Every line of the listing must be reproduced as it stands. Leave the images behind.

RECORDS FOR THE TASK:
####################

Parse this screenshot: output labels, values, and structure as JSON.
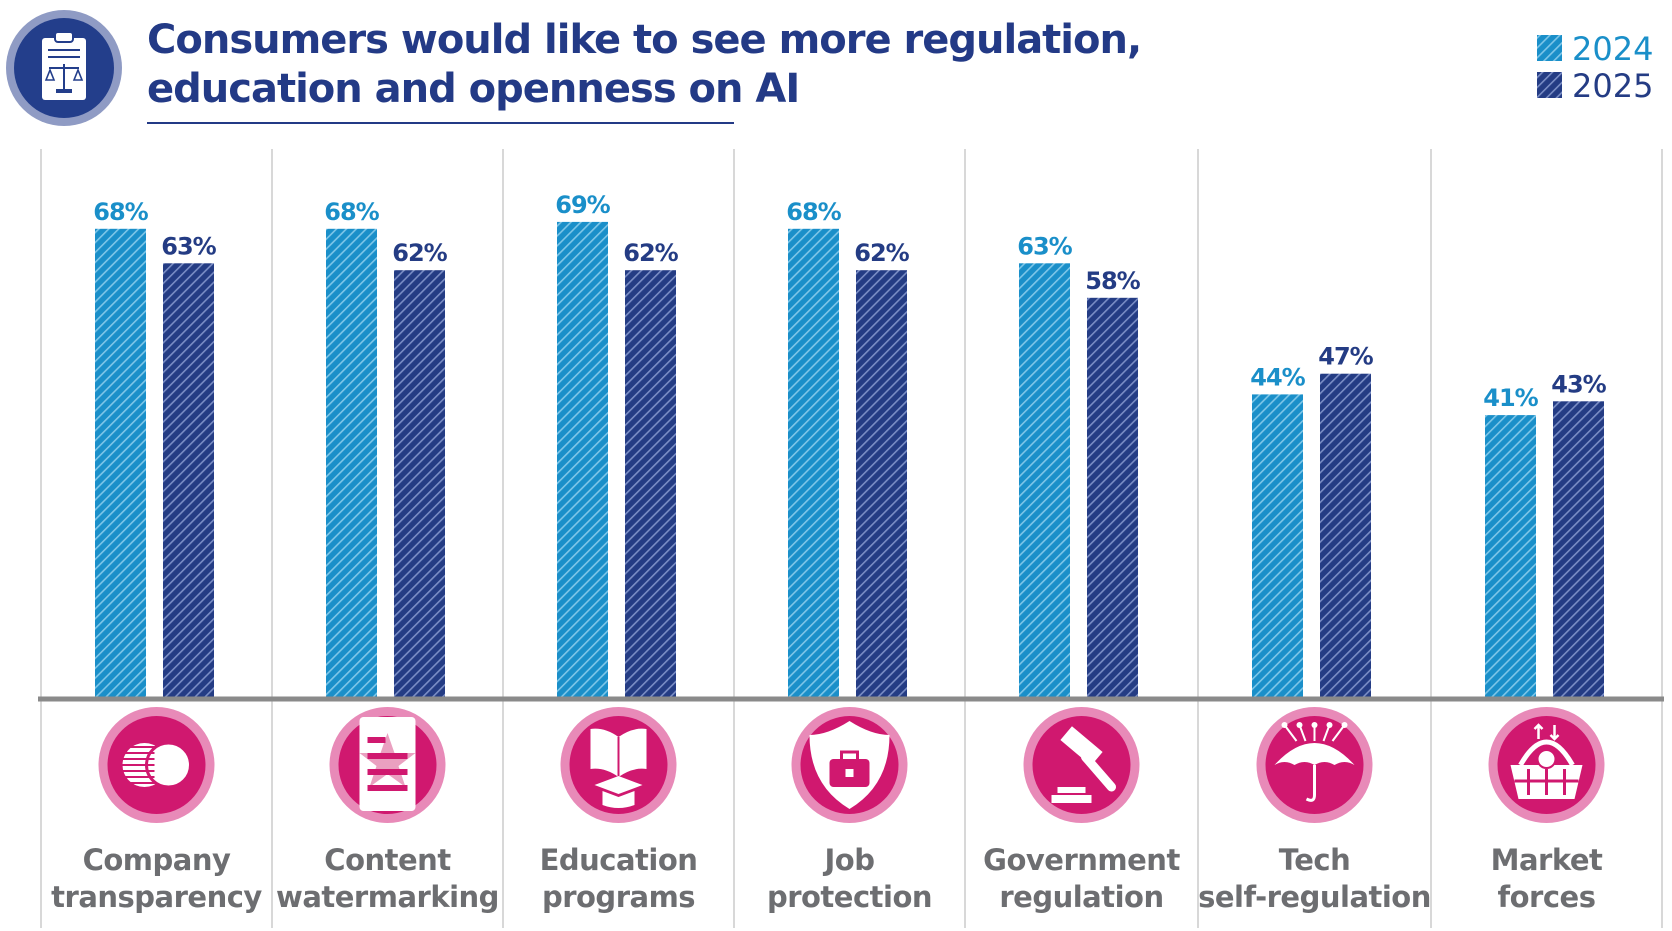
{
  "chart_data": {
    "type": "bar",
    "title": "Consumers would like to see more regulation, education and openness on AI",
    "title_lines": [
      "Consumers would like to see more regulation,",
      "education and openness on AI"
    ],
    "categories": [
      "Company transparency",
      "Content watermarking",
      "Education programs",
      "Job protection",
      "Government regulation",
      "Tech self-regulation",
      "Market forces"
    ],
    "category_lines": [
      [
        "Company",
        "transparency"
      ],
      [
        "Content",
        "watermarking"
      ],
      [
        "Education",
        "programs"
      ],
      [
        "Job",
        "protection"
      ],
      [
        "Government",
        "regulation"
      ],
      [
        "Tech",
        "self-regulation"
      ],
      [
        "Market",
        "forces"
      ]
    ],
    "category_icons": [
      "venn-coins-icon",
      "watermark-document-icon",
      "book-graduation-cap-icon",
      "shield-briefcase-icon",
      "gavel-icon",
      "umbrella-circuit-icon",
      "shopping-basket-icon"
    ],
    "series": [
      {
        "name": "2024",
        "values": [
          68,
          68,
          69,
          68,
          63,
          44,
          41
        ],
        "labels": [
          "68%",
          "68%",
          "69%",
          "68%",
          "63%",
          "44%",
          "41%"
        ],
        "color": "#1a8fc9"
      },
      {
        "name": "2025",
        "values": [
          63,
          62,
          62,
          62,
          58,
          47,
          43
        ],
        "labels": [
          "63%",
          "62%",
          "62%",
          "62%",
          "58%",
          "47%",
          "43%"
        ],
        "color": "#243c84"
      }
    ],
    "unit": "%",
    "ylim": [
      0,
      100
    ],
    "grid": false,
    "legend_position": "top-right",
    "bar_pattern": "diagonal-hatch",
    "header_icon": "clipboard-scales-icon",
    "colors": {
      "title": "#233a86",
      "icon_pink": "#d0186f",
      "icon_ring": "#e88ab8",
      "label_gray": "#6d6e71"
    }
  }
}
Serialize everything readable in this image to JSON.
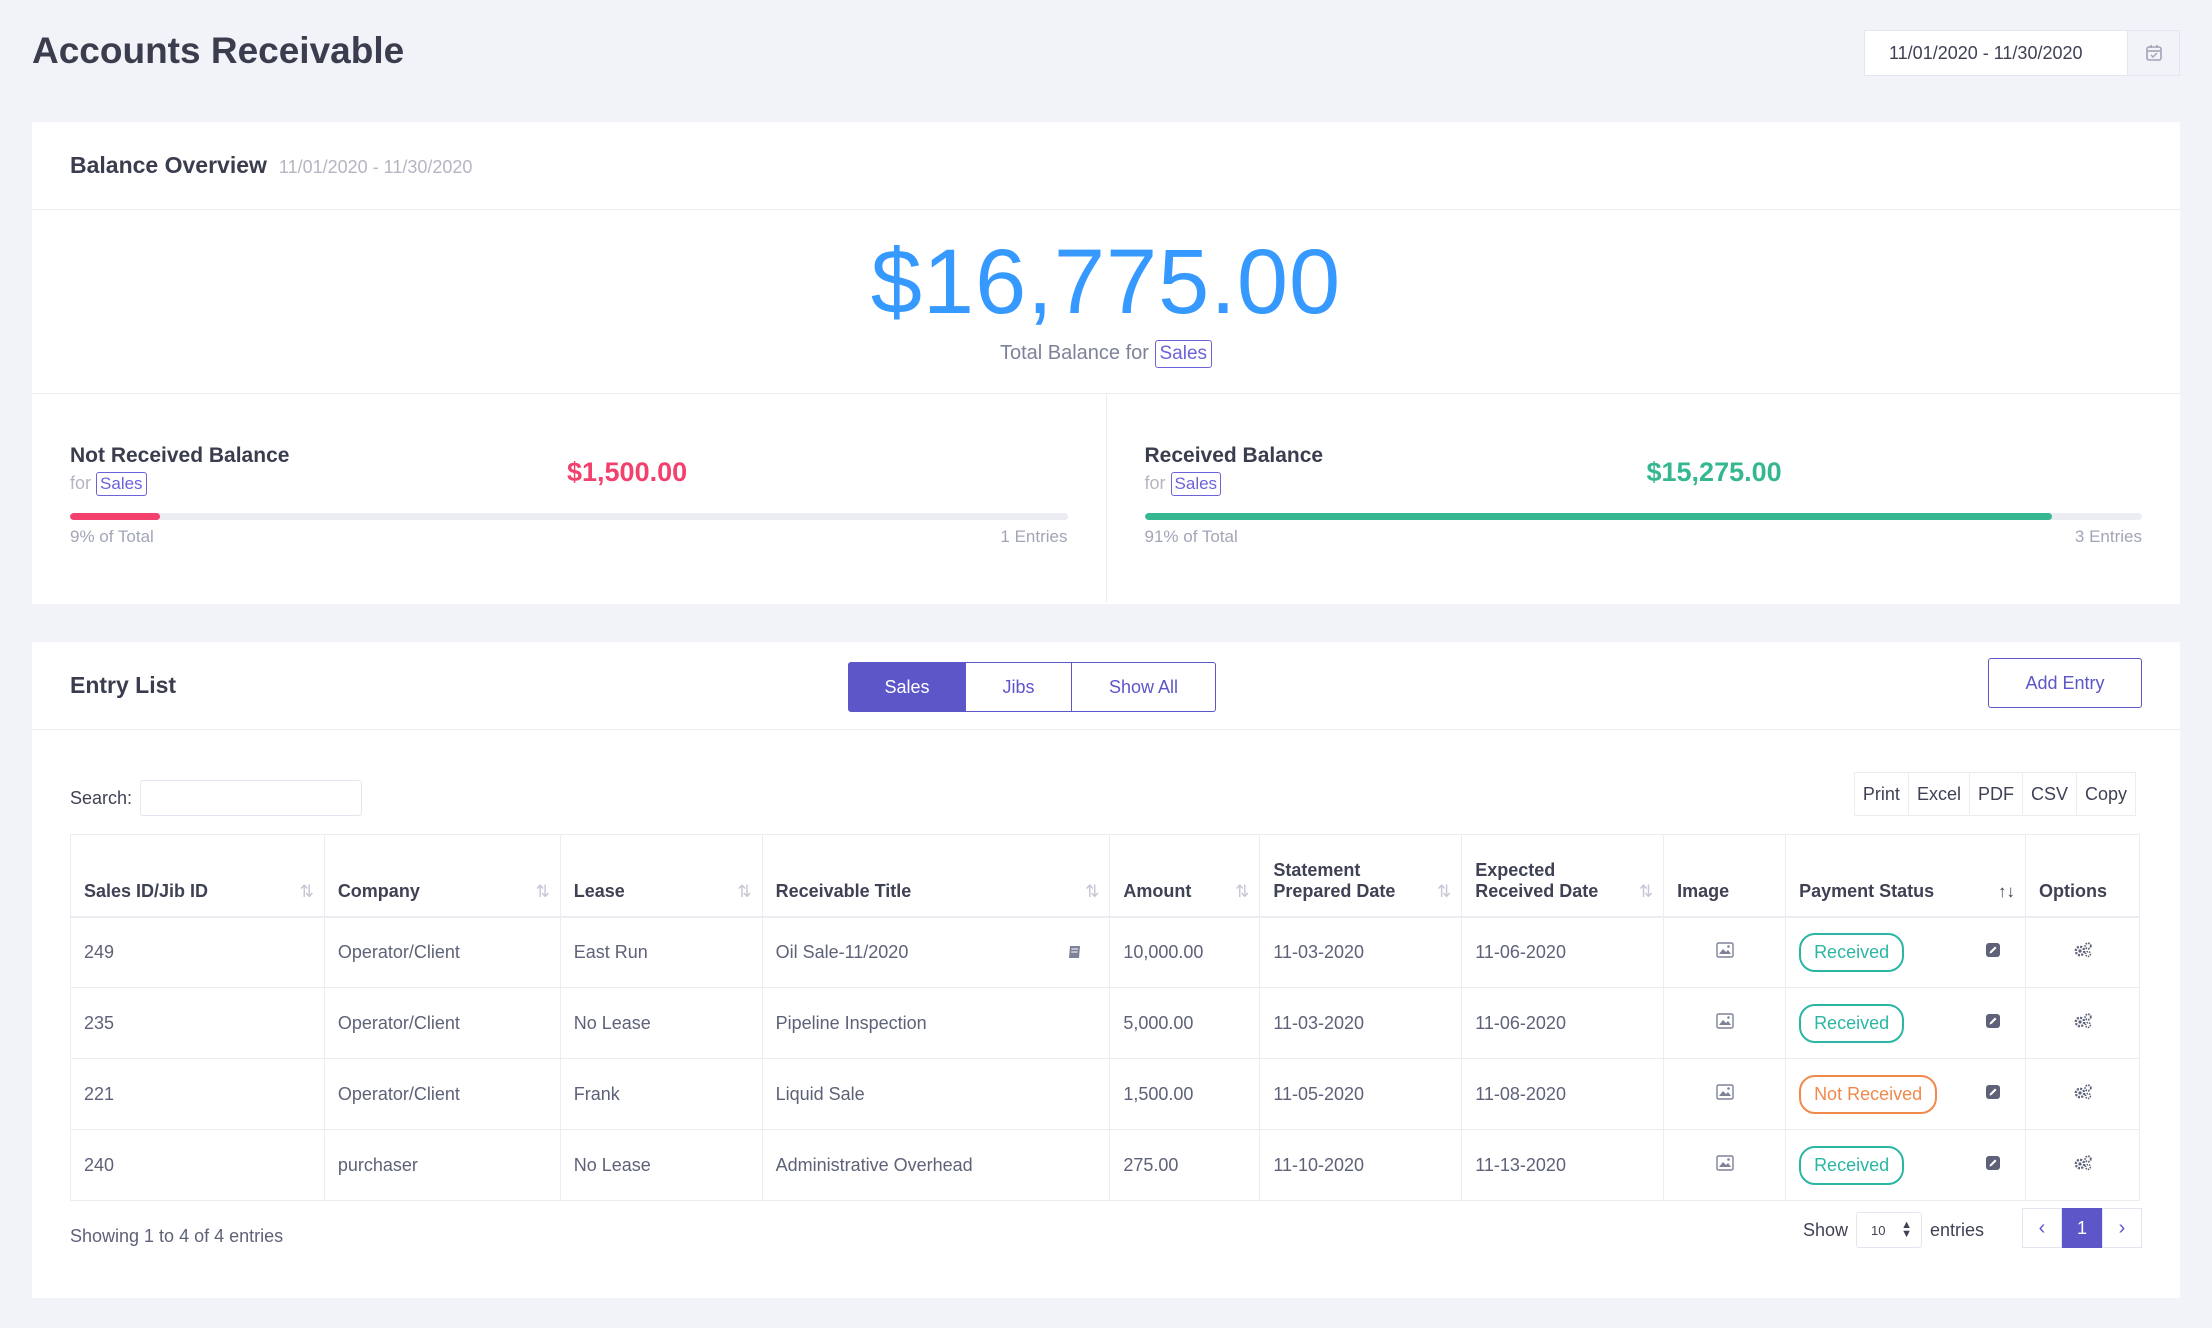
{
  "page": {
    "title": "Accounts Receivable"
  },
  "date_range": {
    "value": "11/01/2020 - 11/30/2020",
    "icon": "calendar-icon"
  },
  "overview": {
    "title": "Balance Overview",
    "subtitle": "11/01/2020 - 11/30/2020",
    "total_amount": "$16,775.00",
    "total_label": "Total Balance for",
    "total_tag": "Sales",
    "not_received": {
      "title": "Not Received Balance",
      "for_label": "for",
      "tag": "Sales",
      "amount": "$1,500.00",
      "percent_label": "9% of Total",
      "percent_value": 9,
      "entries": "1 Entries",
      "color": "#f1416c"
    },
    "received": {
      "title": "Received Balance",
      "for_label": "for",
      "tag": "Sales",
      "amount": "$15,275.00",
      "percent_label": "91% of Total",
      "percent_value": 91,
      "entries": "3 Entries",
      "color": "#36b691"
    }
  },
  "entries": {
    "title": "Entry List",
    "tabs": [
      "Sales",
      "Jibs",
      "Show All"
    ],
    "active_tab": "Sales",
    "add_button": "Add Entry",
    "search_label": "Search:",
    "search_value": "",
    "export_buttons": [
      "Print",
      "Excel",
      "PDF",
      "CSV",
      "Copy"
    ],
    "columns": {
      "id": "Sales ID/Jib ID",
      "company": "Company",
      "lease": "Lease",
      "title": "Receivable Title",
      "amount": "Amount",
      "stmt_line1": "Statement",
      "stmt_line2": "Prepared Date",
      "exp_line1": "Expected",
      "exp_line2": "Received Date",
      "image": "Image",
      "status": "Payment Status",
      "options": "Options"
    },
    "rows": [
      {
        "id": "249",
        "company": "Operator/Client",
        "lease": "East Run",
        "title": "Oil Sale-11/2020",
        "amount": "10,000.00",
        "stmt": "11-03-2020",
        "expected": "11-06-2020",
        "status": "Received"
      },
      {
        "id": "235",
        "company": "Operator/Client",
        "lease": "No Lease",
        "title": "Pipeline Inspection",
        "amount": "5,000.00",
        "stmt": "11-03-2020",
        "expected": "11-06-2020",
        "status": "Received"
      },
      {
        "id": "221",
        "company": "Operator/Client",
        "lease": "Frank",
        "title": "Liquid Sale",
        "amount": "1,500.00",
        "stmt": "11-05-2020",
        "expected": "11-08-2020",
        "status": "Not Received"
      },
      {
        "id": "240",
        "company": "purchaser",
        "lease": "No Lease",
        "title": "Administrative Overhead",
        "amount": "275.00",
        "stmt": "11-10-2020",
        "expected": "11-13-2020",
        "status": "Received"
      }
    ],
    "showing": "Showing 1 to 4 of 4 entries",
    "show_label": "Show",
    "page_length": "10",
    "entries_label": "entries",
    "current_page": "1"
  }
}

####################

PROBLEM SOLUTION:
Parse this screenshot: output labels, values, and structure as JSON.
{
  "chart_data": {
    "type": "bar",
    "title": "Consumers would like to see more regulation, education and openness on AI",
    "title_lines": [
      "Consumers would like to see more regulation,",
      "education and openness on AI"
    ],
    "categories": [
      "Company transparency",
      "Content watermarking",
      "Education programs",
      "Job protection",
      "Government regulation",
      "Tech self-regulation",
      "Market forces"
    ],
    "category_lines": [
      [
        "Company",
        "transparency"
      ],
      [
        "Content",
        "watermarking"
      ],
      [
        "Education",
        "programs"
      ],
      [
        "Job",
        "protection"
      ],
      [
        "Government",
        "regulation"
      ],
      [
        "Tech",
        "self-regulation"
      ],
      [
        "Market",
        "forces"
      ]
    ],
    "category_icons": [
      "venn-coins-icon",
      "watermark-document-icon",
      "book-graduation-cap-icon",
      "shield-briefcase-icon",
      "gavel-icon",
      "umbrella-circuit-icon",
      "shopping-basket-icon"
    ],
    "series": [
      {
        "name": "2024",
        "values": [
          68,
          68,
          69,
          68,
          63,
          44,
          41
        ],
        "labels": [
          "68%",
          "68%",
          "69%",
          "68%",
          "63%",
          "44%",
          "41%"
        ],
        "color": "#1a8fc9"
      },
      {
        "name": "2025",
        "values": [
          63,
          62,
          62,
          62,
          58,
          47,
          43
        ],
        "labels": [
          "63%",
          "62%",
          "62%",
          "62%",
          "58%",
          "47%",
          "43%"
        ],
        "color": "#243c84"
      }
    ],
    "unit": "%",
    "ylim": [
      0,
      100
    ],
    "grid": false,
    "legend_position": "top-right",
    "bar_pattern": "diagonal-hatch",
    "header_icon": "clipboard-scales-icon",
    "colors": {
      "title": "#233a86",
      "icon_pink": "#d0186f",
      "icon_ring": "#e88ab8",
      "label_gray": "#6d6e71"
    }
  }
}
Serialize everything readable in this image to JSON.
{
  "page": {
    "title": "Accounts Receivable"
  },
  "date_range": {
    "value": "11/01/2020 - 11/30/2020",
    "icon": "calendar-icon"
  },
  "overview": {
    "title": "Balance Overview",
    "subtitle": "11/01/2020 - 11/30/2020",
    "total_amount": "$16,775.00",
    "total_label": "Total Balance for",
    "total_tag": "Sales",
    "not_received": {
      "title": "Not Received Balance",
      "for_label": "for",
      "tag": "Sales",
      "amount": "$1,500.00",
      "percent_label": "9% of Total",
      "percent_value": 9,
      "entries": "1 Entries",
      "color": "#f1416c"
    },
    "received": {
      "title": "Received Balance",
      "for_label": "for",
      "tag": "Sales",
      "amount": "$15,275.00",
      "percent_label": "91% of Total",
      "percent_value": 91,
      "entries": "3 Entries",
      "color": "#36b691"
    }
  },
  "entries": {
    "title": "Entry List",
    "tabs": [
      "Sales",
      "Jibs",
      "Show All"
    ],
    "active_tab": "Sales",
    "add_button": "Add Entry",
    "search_label": "Search:",
    "search_value": "",
    "export_buttons": [
      "Print",
      "Excel",
      "PDF",
      "CSV",
      "Copy"
    ],
    "columns": {
      "id": "Sales ID/Jib ID",
      "company": "Company",
      "lease": "Lease",
      "title": "Receivable Title",
      "amount": "Amount",
      "stmt_line1": "Statement",
      "stmt_line2": "Prepared Date",
      "exp_line1": "Expected",
      "exp_line2": "Received Date",
      "image": "Image",
      "status": "Payment Status",
      "options": "Options"
    },
    "rows": [
      {
        "id": "249",
        "company": "Operator/Client",
        "lease": "East Run",
        "title": "Oil Sale-11/2020",
        "amount": "10,000.00",
        "stmt": "11-03-2020",
        "expected": "11-06-2020",
        "status": "Received"
      },
      {
        "id": "235",
        "company": "Operator/Client",
        "lease": "No Lease",
        "title": "Pipeline Inspection",
        "amount": "5,000.00",
        "stmt": "11-03-2020",
        "expected": "11-06-2020",
        "status": "Received"
      },
      {
        "id": "221",
        "company": "Operator/Client",
        "lease": "Frank",
        "title": "Liquid Sale",
        "amount": "1,500.00",
        "stmt": "11-05-2020",
        "expected": "11-08-2020",
        "status": "Not Received"
      },
      {
        "id": "240",
        "company": "purchaser",
        "lease": "No Lease",
        "title": "Administrative Overhead",
        "amount": "275.00",
        "stmt": "11-10-2020",
        "expected": "11-13-2020",
        "status": "Received"
      }
    ],
    "showing": "Showing 1 to 4 of 4 entries",
    "show_label": "Show",
    "page_length": "10",
    "entries_label": "entries",
    "current_page": "1"
  }
}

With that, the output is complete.